> [INPUT DATA]
## start

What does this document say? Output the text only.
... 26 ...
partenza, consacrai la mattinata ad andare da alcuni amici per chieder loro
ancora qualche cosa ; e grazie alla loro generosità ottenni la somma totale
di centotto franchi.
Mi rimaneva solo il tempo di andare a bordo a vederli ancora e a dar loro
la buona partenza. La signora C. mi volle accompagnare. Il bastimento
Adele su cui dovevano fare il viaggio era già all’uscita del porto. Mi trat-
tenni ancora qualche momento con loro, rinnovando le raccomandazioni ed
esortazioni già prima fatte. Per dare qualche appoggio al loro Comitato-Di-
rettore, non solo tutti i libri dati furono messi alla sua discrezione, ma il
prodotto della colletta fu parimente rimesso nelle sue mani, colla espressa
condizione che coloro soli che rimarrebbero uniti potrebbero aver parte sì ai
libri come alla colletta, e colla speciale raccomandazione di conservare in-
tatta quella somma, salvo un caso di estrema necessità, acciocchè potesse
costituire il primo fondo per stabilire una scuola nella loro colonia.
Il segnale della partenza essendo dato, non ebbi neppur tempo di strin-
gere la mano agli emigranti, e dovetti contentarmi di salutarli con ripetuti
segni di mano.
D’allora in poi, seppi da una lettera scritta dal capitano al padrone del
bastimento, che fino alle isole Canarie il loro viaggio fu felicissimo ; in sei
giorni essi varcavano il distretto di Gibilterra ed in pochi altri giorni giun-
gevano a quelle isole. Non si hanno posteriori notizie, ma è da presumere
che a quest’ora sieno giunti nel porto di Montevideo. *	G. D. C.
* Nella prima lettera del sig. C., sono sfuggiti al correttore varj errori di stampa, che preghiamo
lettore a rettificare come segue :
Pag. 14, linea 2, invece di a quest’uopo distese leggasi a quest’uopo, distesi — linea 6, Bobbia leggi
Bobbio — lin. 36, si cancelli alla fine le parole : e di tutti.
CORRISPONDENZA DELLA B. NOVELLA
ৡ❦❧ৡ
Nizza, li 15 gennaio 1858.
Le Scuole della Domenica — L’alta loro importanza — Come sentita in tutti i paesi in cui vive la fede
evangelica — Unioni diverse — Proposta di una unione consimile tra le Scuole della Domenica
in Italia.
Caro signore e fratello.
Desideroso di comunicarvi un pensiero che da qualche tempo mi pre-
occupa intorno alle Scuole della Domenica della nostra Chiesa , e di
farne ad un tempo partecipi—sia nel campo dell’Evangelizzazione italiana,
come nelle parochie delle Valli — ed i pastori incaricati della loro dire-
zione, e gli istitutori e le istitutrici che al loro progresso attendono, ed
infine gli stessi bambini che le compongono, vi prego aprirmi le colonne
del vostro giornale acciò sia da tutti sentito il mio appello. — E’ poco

## end

> [WRITTEN TASK]
Give all the records again. Match them exactly.

> [WORKED SOLUTION]
What does this document say? Output the text only.
... 26 ...
partenza, consacrai la mattinata ad andare da alcuni amici per chieder loro
ancora qualche cosa ; e grazie alla loro generosità ottenni la somma totale
di centotto franchi.
Mi rimaneva solo il tempo di andare a bordo a vederli ancora e a dar loro
la buona partenza. La signora C. mi volle accompagnare. Il bastimento
Adele su cui dovevano fare il viaggio era già all’uscita del porto. Mi trat-
tenni ancora qualche momento con loro, rinnovando le raccomandazioni ed
esortazioni già prima fatte. Per dare qualche appoggio al loro Comitato-Di-
rettore, non solo tutti i libri dati furono messi alla sua discrezione, ma il
prodotto della colletta fu parimente rimesso nelle sue mani, colla espressa
condizione che coloro soli che rimarrebbero uniti potrebbero aver parte sì ai
libri come alla colletta, e colla speciale raccomandazione di conservare in-
tatta quella somma, salvo un caso di estrema necessità, acciocchè potesse
costituire il primo fondo per stabilire una scuola nella loro colonia.
Il segnale della partenza essendo dato, non ebbi neppur tempo di strin-
gere la mano agli emigranti, e dovetti contentarmi di salutarli con ripetuti
segni di mano.
D’allora in poi, seppi da una lettera scritta dal capitano al padrone del
bastimento, che fino alle isole Canarie il loro viaggio fu felicissimo ; in sei
giorni essi varcavano il distretto di Gibilterra ed in pochi altri giorni giun-
gevano a quelle isole. Non si hanno posteriori notizie, ma è da presumere
che a quest’ora sieno giunti nel porto di Montevideo. *	G. D. C.
* Nella prima lettera del sig. C., sono sfuggiti al correttore varj errori di stampa, che preghiamo
lettore a rettificare come segue :
Pag. 14, linea 2, invece di a quest’uopo distese leggasi a quest’uopo, distesi — linea 6, Bobbia leggi
Bobbio — lin. 36, si cancelli alla fine le parole : e di tutti.
CORRISPONDENZA DELLA B. NOVELLA
ৡ❦❧ৡ
Nizza, li 15 gennaio 1858.
Le Scuole della Domenica — L’alta loro importanza — Come sentita in tutti i paesi in cui vive la fede
evangelica — Unioni diverse — Proposta di una unione consimile tra le Scuole della Domenica
in Italia.
Caro signore e fratello.
Desideroso di comunicarvi un pensiero che da qualche tempo mi pre-
occupa intorno alle Scuole della Domenica della nostra Chiesa , e di
farne ad un tempo partecipi—sia nel campo dell’Evangelizzazione italiana,
come nelle parochie delle Valli — ed i pastori incaricati della loro dire-
zione, e gli istitutori e le istitutrici che al loro progresso attendono, ed
infine gli stessi bambini che le compongono, vi prego aprirmi le colonne
del vostro giornale acciò sia da tutti sentito il mio appello. — E’ poco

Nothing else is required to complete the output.